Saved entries
┌──
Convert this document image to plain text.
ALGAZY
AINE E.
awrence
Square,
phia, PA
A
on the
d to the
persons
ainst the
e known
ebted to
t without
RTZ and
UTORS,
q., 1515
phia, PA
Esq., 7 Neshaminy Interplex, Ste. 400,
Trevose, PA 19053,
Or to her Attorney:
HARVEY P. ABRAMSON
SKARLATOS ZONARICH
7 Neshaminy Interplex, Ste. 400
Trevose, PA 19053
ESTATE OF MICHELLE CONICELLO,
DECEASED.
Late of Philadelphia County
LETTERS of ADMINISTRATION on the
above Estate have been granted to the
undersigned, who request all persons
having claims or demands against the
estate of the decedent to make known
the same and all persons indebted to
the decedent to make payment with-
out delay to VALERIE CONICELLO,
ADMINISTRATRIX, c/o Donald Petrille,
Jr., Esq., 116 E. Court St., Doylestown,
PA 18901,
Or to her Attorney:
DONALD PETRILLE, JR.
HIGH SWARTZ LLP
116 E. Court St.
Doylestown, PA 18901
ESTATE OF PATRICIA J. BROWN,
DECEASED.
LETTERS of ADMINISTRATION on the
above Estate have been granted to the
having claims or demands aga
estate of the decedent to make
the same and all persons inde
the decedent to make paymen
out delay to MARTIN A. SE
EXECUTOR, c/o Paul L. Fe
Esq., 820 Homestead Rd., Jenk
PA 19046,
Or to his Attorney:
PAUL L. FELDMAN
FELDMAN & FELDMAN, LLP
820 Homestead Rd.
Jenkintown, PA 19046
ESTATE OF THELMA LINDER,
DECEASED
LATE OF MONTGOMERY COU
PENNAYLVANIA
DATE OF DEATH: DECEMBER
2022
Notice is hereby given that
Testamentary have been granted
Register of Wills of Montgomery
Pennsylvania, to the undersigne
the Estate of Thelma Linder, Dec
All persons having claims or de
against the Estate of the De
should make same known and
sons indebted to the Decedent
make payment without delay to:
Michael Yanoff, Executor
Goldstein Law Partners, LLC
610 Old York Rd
└──
» Task brief
Set down every record above exactly as given.

» Answer
Convert this document image to plain text.
ALGAZY
AINE E.
awrence
Square,
phia, PA
A
on the
d to the
persons
ainst the
e known
ebted to
t without
RTZ and
UTORS,
q., 1515
phia, PA
Esq., 7 Neshaminy Interplex, Ste. 400,
Trevose, PA 19053,
Or to her Attorney:
HARVEY P. ABRAMSON
SKARLATOS ZONARICH
7 Neshaminy Interplex, Ste. 400
Trevose, PA 19053
ESTATE OF MICHELLE CONICELLO,
DECEASED.
Late of Philadelphia County
LETTERS of ADMINISTRATION on the
above Estate have been granted to the
undersigned, who request all persons
having claims or demands against the
estate of the decedent to make known
the same and all persons indebted to
the decedent to make payment with-
out delay to VALERIE CONICELLO,
ADMINISTRATRIX, c/o Donald Petrille,
Jr., Esq., 116 E. Court St., Doylestown,
PA 18901,
Or to her Attorney:
DONALD PETRILLE, JR.
HIGH SWARTZ LLP
116 E. Court St.
Doylestown, PA 18901
ESTATE OF PATRICIA J. BROWN,
DECEASED.
LETTERS of ADMINISTRATION on the
above Estate have been granted to the
having claims or demands aga
estate of the decedent to make
the same and all persons inde
the decedent to make paymen
out delay to MARTIN A. SE
EXECUTOR, c/o Paul L. Fe
Esq., 820 Homestead Rd., Jenk
PA 19046,
Or to his Attorney:
PAUL L. FELDMAN
FELDMAN & FELDMAN, LLP
820 Homestead Rd.
Jenkintown, PA 19046
ESTATE OF THELMA LINDER,
DECEASED
LATE OF MONTGOMERY COU
PENNAYLVANIA
DATE OF DEATH: DECEMBER
2022
Notice is hereby given that
Testamentary have been granted
Register of Wills of Montgomery
Pennsylvania, to the undersigne
the Estate of Thelma Linder, Dec
All persons having claims or de
against the Estate of the De
should make same known and
sons indebted to the Decedent
make payment without delay to:
Michael Yanoff, Executor
Goldstein Law Partners, LLC
610 Old York Rd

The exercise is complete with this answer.